- _Brief_
Report the number of lines in the entries below that include the word "same", and nothing else.

- _Listed entries_
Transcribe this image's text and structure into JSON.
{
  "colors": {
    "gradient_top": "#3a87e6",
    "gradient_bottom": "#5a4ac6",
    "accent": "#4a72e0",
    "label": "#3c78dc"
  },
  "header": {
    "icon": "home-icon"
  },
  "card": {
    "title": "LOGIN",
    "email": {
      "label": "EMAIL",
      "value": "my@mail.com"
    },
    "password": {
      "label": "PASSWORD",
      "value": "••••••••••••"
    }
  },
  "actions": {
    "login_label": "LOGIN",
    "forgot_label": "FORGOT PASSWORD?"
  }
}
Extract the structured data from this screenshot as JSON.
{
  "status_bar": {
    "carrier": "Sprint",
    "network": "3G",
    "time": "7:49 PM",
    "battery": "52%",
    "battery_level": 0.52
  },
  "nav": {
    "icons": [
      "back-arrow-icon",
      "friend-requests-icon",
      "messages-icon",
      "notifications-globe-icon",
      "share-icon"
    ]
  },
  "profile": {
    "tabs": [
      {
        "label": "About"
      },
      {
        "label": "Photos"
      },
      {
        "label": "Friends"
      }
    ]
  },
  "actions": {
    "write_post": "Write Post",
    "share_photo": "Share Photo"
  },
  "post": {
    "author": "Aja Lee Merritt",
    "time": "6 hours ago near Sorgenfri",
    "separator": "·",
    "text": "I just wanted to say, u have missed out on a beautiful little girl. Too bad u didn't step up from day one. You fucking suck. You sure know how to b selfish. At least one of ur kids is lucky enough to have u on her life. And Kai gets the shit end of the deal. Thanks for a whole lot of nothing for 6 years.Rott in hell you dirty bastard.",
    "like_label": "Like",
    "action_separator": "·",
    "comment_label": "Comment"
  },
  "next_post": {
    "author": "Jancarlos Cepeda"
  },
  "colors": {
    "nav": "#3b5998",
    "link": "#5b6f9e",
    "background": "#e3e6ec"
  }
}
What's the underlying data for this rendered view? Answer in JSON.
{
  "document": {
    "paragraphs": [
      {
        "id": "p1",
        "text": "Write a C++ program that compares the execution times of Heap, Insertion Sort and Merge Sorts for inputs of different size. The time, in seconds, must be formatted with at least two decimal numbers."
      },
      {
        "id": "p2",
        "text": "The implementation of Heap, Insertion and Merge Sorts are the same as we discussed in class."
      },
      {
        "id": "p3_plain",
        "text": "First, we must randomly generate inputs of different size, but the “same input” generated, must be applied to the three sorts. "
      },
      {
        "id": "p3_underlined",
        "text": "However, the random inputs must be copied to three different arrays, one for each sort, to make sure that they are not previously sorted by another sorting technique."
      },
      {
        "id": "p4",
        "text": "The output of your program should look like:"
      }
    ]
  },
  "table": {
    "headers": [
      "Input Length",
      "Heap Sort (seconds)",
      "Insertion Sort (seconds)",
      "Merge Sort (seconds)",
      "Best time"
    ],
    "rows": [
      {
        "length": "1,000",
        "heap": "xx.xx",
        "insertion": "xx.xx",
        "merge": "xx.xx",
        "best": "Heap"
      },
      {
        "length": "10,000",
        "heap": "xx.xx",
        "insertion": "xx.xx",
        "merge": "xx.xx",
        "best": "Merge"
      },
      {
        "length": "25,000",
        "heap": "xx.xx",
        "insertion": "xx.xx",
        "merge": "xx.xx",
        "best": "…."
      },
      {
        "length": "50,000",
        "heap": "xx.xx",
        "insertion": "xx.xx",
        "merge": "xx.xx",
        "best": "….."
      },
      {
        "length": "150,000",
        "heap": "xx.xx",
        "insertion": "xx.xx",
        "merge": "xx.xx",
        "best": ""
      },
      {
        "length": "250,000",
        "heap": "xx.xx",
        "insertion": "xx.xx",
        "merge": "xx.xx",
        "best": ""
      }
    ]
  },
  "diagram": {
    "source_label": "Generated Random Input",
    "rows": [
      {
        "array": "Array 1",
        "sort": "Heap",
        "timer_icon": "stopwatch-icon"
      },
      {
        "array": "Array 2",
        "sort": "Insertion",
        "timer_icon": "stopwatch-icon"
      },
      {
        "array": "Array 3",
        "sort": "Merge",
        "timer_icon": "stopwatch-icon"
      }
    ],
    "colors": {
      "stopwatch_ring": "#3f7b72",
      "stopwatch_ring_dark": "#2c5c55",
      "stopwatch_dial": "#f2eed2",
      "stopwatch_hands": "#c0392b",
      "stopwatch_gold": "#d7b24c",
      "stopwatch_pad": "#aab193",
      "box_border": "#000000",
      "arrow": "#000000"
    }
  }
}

- _Problem solution_
2